-- Begin --
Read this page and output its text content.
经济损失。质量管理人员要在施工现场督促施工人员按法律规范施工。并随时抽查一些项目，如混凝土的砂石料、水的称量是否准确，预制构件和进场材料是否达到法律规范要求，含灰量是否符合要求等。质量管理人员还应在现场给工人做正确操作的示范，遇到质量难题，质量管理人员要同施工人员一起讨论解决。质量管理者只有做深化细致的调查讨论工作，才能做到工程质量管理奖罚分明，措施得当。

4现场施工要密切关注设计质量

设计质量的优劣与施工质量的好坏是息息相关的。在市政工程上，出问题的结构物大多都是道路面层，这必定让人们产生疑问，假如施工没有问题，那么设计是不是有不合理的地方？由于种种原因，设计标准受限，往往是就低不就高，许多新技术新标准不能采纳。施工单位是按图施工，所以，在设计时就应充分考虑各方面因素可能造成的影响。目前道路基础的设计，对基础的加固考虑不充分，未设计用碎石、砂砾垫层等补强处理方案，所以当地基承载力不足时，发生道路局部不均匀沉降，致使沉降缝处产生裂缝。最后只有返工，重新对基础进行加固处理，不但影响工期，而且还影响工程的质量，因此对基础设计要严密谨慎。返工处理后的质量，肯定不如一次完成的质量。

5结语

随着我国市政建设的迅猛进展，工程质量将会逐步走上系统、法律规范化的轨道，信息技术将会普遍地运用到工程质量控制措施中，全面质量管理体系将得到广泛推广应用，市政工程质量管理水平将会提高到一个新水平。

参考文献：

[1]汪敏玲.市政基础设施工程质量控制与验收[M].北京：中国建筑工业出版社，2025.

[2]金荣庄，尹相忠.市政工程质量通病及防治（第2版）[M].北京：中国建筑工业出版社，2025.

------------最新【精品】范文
-- End --
**WHAT TO WORK ON:** Set down the listing in full, keeping every word exactly as it is.

**PROBLEM SOLUTION:**
Read this page and output its text content.
经济损失。质量管理人员要在施工现场督促施工人员按法律规范施工。并随时抽查一些项目，如混凝土的砂石料、水的称量是否准确，预制构件和进场材料是否达到法律规范要求，含灰量是否符合要求等。质量管理人员还应在现场给工人做正确操作的示范，遇到质量难题，质量管理人员要同施工人员一起讨论解决。质量管理者只有做深化细致的调查讨论工作，才能做到工程质量管理奖罚分明，措施得当。

4现场施工要密切关注设计质量

设计质量的优劣与施工质量的好坏是息息相关的。在市政工程上，出问题的结构物大多都是道路面层，这必定让人们产生疑问，假如施工没有问题，那么设计是不是有不合理的地方？由于种种原因，设计标准受限，往往是就低不就高，许多新技术新标准不能采纳。施工单位是按图施工，所以，在设计时就应充分考虑各方面因素可能造成的影响。目前道路基础的设计，对基础的加固考虑不充分，未设计用碎石、砂砾垫层等补强处理方案，所以当地基承载力不足时，发生道路局部不均匀沉降，致使沉降缝处产生裂缝。最后只有返工，重新对基础进行加固处理，不但影响工期，而且还影响工程的质量，因此对基础设计要严密谨慎。返工处理后的质量，肯定不如一次完成的质量。

5结语

随着我国市政建设的迅猛进展，工程质量将会逐步走上系统、法律规范化的轨道，信息技术将会普遍地运用到工程质量控制措施中，全面质量管理体系将得到广泛推广应用，市政工程质量管理水平将会提高到一个新水平。

参考文献：

[1]汪敏玲.市政基础设施工程质量控制与验收[M].北京：中国建筑工业出版社，2025.

[2]金荣庄，尹相忠.市政工程质量通病及防治（第2版）[M].北京：中国建筑工业出版社，2025.

------------最新【精品】范文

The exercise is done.